#### [Written request]
Return every record verbatim.

--- BEGIN Dataset records ---

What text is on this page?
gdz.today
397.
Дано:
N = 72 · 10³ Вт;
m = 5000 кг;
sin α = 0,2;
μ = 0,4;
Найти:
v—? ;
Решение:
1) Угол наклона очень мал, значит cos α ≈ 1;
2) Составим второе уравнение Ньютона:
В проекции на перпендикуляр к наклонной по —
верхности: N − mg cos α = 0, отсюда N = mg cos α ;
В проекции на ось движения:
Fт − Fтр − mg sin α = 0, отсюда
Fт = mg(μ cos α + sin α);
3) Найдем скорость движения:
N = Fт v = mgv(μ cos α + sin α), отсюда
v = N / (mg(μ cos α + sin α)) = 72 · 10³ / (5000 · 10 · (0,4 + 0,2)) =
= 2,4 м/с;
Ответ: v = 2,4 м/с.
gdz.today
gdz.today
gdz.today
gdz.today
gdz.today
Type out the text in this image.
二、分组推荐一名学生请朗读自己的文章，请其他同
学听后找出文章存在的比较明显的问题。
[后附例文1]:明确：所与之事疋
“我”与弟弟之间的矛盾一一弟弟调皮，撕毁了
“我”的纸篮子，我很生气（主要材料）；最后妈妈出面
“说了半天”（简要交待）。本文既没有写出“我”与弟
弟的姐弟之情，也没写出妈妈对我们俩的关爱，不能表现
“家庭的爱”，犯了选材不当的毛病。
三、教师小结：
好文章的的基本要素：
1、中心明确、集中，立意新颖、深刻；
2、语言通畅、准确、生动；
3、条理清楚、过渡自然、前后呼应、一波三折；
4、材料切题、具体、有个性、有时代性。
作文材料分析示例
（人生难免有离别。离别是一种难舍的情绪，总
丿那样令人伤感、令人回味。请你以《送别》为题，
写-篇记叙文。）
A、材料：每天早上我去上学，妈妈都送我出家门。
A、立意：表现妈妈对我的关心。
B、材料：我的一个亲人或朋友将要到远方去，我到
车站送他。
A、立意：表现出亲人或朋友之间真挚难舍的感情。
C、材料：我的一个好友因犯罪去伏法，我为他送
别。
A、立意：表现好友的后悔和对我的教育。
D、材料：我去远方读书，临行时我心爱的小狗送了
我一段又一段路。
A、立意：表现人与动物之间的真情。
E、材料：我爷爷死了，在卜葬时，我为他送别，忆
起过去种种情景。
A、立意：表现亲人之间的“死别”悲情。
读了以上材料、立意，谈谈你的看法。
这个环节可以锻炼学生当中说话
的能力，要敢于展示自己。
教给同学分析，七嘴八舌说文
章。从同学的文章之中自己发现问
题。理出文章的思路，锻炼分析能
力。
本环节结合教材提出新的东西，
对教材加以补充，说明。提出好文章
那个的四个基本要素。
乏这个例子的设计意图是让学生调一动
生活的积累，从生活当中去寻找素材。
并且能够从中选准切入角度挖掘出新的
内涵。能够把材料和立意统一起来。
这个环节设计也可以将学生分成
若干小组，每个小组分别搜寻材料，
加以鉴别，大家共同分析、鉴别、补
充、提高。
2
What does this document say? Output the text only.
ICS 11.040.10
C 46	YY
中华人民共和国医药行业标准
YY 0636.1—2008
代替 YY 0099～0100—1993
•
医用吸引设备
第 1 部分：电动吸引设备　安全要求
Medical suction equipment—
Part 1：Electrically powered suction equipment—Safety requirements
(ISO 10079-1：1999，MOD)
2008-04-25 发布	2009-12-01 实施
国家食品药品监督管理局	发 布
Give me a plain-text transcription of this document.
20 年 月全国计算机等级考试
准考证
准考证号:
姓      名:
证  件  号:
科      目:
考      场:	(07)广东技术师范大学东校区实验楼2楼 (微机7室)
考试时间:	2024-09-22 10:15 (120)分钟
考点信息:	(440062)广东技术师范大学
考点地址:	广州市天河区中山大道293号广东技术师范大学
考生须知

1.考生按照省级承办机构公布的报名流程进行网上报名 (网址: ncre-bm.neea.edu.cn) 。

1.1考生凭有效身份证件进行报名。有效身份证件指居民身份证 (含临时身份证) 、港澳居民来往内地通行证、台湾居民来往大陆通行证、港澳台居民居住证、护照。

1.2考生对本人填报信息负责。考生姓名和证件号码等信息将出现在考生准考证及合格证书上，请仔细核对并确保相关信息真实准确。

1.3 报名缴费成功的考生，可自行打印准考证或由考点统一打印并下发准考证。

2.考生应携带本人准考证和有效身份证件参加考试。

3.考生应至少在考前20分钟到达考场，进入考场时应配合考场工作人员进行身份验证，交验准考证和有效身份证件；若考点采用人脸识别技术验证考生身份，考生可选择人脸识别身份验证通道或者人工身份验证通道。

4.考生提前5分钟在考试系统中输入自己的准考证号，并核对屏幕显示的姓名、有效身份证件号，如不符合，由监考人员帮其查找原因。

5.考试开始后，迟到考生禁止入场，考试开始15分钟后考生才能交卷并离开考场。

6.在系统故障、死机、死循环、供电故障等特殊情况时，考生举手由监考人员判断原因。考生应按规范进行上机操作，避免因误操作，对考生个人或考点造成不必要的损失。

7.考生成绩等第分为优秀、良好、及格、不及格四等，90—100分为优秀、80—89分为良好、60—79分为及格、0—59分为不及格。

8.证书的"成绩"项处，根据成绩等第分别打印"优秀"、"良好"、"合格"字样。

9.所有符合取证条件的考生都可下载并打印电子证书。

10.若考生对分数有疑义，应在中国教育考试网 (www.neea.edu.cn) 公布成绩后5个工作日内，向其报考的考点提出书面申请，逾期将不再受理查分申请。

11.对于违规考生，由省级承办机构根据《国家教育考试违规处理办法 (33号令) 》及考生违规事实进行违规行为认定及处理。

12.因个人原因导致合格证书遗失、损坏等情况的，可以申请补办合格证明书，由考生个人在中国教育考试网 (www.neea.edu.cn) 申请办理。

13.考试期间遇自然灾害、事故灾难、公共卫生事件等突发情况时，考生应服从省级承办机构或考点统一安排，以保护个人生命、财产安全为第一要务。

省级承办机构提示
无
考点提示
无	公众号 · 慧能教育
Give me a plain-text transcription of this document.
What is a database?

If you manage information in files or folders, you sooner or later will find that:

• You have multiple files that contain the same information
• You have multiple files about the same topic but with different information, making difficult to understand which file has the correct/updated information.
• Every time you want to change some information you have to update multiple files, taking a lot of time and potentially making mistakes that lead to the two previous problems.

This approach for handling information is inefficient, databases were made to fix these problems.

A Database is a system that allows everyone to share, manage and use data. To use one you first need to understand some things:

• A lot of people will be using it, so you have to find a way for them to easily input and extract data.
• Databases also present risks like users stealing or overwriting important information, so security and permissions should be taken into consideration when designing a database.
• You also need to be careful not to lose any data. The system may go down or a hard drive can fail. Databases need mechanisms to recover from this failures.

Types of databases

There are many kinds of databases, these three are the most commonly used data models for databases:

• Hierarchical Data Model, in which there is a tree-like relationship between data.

--- END Dataset records ---

#### [Worked solution]
What text is on this page?
gdz.today
397.
Дано:
N = 72 · 10³ Вт;
m = 5000 кг;
sin α = 0,2;
μ = 0,4;
Найти:
v—? ;
Решение:
1) Угол наклона очень мал, значит cos α ≈ 1;
2) Составим второе уравнение Ньютона:
В проекции на перпендикуляр к наклонной по —
верхности: N − mg cos α = 0, отсюда N = mg cos α ;
В проекции на ось движения:
Fт − Fтр − mg sin α = 0, отсюда
Fт = mg(μ cos α + sin α);
3) Найдем скорость движения:
N = Fт v = mgv(μ cos α + sin α), отсюда
v = N / (mg(μ cos α + sin α)) = 72 · 10³ / (5000 · 10 · (0,4 + 0,2)) =
= 2,4 м/с;
Ответ: v = 2,4 м/с.
gdz.today
gdz.today
gdz.today
gdz.today
gdz.today
Type out the text in this image.
二、分组推荐一名学生请朗读自己的文章，请其他同
学听后找出文章存在的比较明显的问题。
[后附例文1]:明确：所与之事疋
“我”与弟弟之间的矛盾一一弟弟调皮，撕毁了
“我”的纸篮子，我很生气（主要材料）；最后妈妈出面
“说了半天”（简要交待）。本文既没有写出“我”与弟
弟的姐弟之情，也没写出妈妈对我们俩的关爱，不能表现
“家庭的爱”，犯了选材不当的毛病。
三、教师小结：
好文章的的基本要素：
1、中心明确、集中，立意新颖、深刻；
2、语言通畅、准确、生动；
3、条理清楚、过渡自然、前后呼应、一波三折；
4、材料切题、具体、有个性、有时代性。
作文材料分析示例
（人生难免有离别。离别是一种难舍的情绪，总
丿那样令人伤感、令人回味。请你以《送别》为题，
写-篇记叙文。）
A、材料：每天早上我去上学，妈妈都送我出家门。
A、立意：表现妈妈对我的关心。
B、材料：我的一个亲人或朋友将要到远方去，我到
车站送他。
A、立意：表现出亲人或朋友之间真挚难舍的感情。
C、材料：我的一个好友因犯罪去伏法，我为他送
别。
A、立意：表现好友的后悔和对我的教育。
D、材料：我去远方读书，临行时我心爱的小狗送了
我一段又一段路。
A、立意：表现人与动物之间的真情。
E、材料：我爷爷死了，在卜葬时，我为他送别，忆
起过去种种情景。
A、立意：表现亲人之间的“死别”悲情。
读了以上材料、立意，谈谈你的看法。
这个环节可以锻炼学生当中说话
的能力，要敢于展示自己。
教给同学分析，七嘴八舌说文
章。从同学的文章之中自己发现问
题。理出文章的思路，锻炼分析能
力。
本环节结合教材提出新的东西，
对教材加以补充，说明。提出好文章
那个的四个基本要素。
乏这个例子的设计意图是让学生调一动
生活的积累，从生活当中去寻找素材。
并且能够从中选准切入角度挖掘出新的
内涵。能够把材料和立意统一起来。
这个环节设计也可以将学生分成
若干小组，每个小组分别搜寻材料，
加以鉴别，大家共同分析、鉴别、补
充、提高。
2
What does this document say? Output the text only.
ICS 11.040.10
C 46	YY
中华人民共和国医药行业标准
YY 0636.1—2008
代替 YY 0099～0100—1993
•
医用吸引设备
第 1 部分：电动吸引设备　安全要求
Medical suction equipment—
Part 1：Electrically powered suction equipment—Safety requirements
(ISO 10079-1：1999，MOD)
2008-04-25 发布	2009-12-01 实施
国家食品药品监督管理局	发 布
Give me a plain-text transcription of this document.
20 年 月全国计算机等级考试
准考证
准考证号:
姓      名:
证  件  号:
科      目:
考      场:	(07)广东技术师范大学东校区实验楼2楼 (微机7室)
考试时间:	2024-09-22 10:15 (120)分钟
考点信息:	(440062)广东技术师范大学
考点地址:	广州市天河区中山大道293号广东技术师范大学
考生须知

1.考生按照省级承办机构公布的报名流程进行网上报名 (网址: ncre-bm.neea.edu.cn) 。

1.1考生凭有效身份证件进行报名。有效身份证件指居民身份证 (含临时身份证) 、港澳居民来往内地通行证、台湾居民来往大陆通行证、港澳台居民居住证、护照。

1.2考生对本人填报信息负责。考生姓名和证件号码等信息将出现在考生准考证及合格证书上，请仔细核对并确保相关信息真实准确。

1.3 报名缴费成功的考生，可自行打印准考证或由考点统一打印并下发准考证。

2.考生应携带本人准考证和有效身份证件参加考试。

3.考生应至少在考前20分钟到达考场，进入考场时应配合考场工作人员进行身份验证，交验准考证和有效身份证件；若考点采用人脸识别技术验证考生身份，考生可选择人脸识别身份验证通道或者人工身份验证通道。

4.考生提前5分钟在考试系统中输入自己的准考证号，并核对屏幕显示的姓名、有效身份证件号，如不符合，由监考人员帮其查找原因。

5.考试开始后，迟到考生禁止入场，考试开始15分钟后考生才能交卷并离开考场。

6.在系统故障、死机、死循环、供电故障等特殊情况时，考生举手由监考人员判断原因。考生应按规范进行上机操作，避免因误操作，对考生个人或考点造成不必要的损失。

7.考生成绩等第分为优秀、良好、及格、不及格四等，90—100分为优秀、80—89分为良好、60—79分为及格、0—59分为不及格。

8.证书的"成绩"项处，根据成绩等第分别打印"优秀"、"良好"、"合格"字样。

9.所有符合取证条件的考生都可下载并打印电子证书。

10.若考生对分数有疑义，应在中国教育考试网 (www.neea.edu.cn) 公布成绩后5个工作日内，向其报考的考点提出书面申请，逾期将不再受理查分申请。

11.对于违规考生，由省级承办机构根据《国家教育考试违规处理办法 (33号令) 》及考生违规事实进行违规行为认定及处理。

12.因个人原因导致合格证书遗失、损坏等情况的，可以申请补办合格证明书，由考生个人在中国教育考试网 (www.neea.edu.cn) 申请办理。

13.考试期间遇自然灾害、事故灾难、公共卫生事件等突发情况时，考生应服从省级承办机构或考点统一安排，以保护个人生命、财产安全为第一要务。

省级承办机构提示
无
考点提示
无	公众号 · 慧能教育
Give me a plain-text transcription of this document.
What is a database?

If you manage information in files or folders, you sooner or later will find that:

• You have multiple files that contain the same information
• You have multiple files about the same topic but with different information, making difficult to understand which file has the correct/updated information.
• Every time you want to change some information you have to update multiple files, taking a lot of time and potentially making mistakes that lead to the two previous problems.

This approach for handling information is inefficient, databases were made to fix these problems.

A Database is a system that allows everyone to share, manage and use data. To use one you first need to understand some things:

• A lot of people will be using it, so you have to find a way for them to easily input and extract data.
• Databases also present risks like users stealing or overwriting important information, so security and permissions should be taken into consideration when designing a database.
• You also need to be careful not to lose any data. The system may go down or a hard drive can fail. Databases need mechanisms to recover from this failures.

Types of databases

There are many kinds of databases, these three are the most commonly used data models for databases:

• Hierarchical Data Model, in which there is a tree-like relationship between data.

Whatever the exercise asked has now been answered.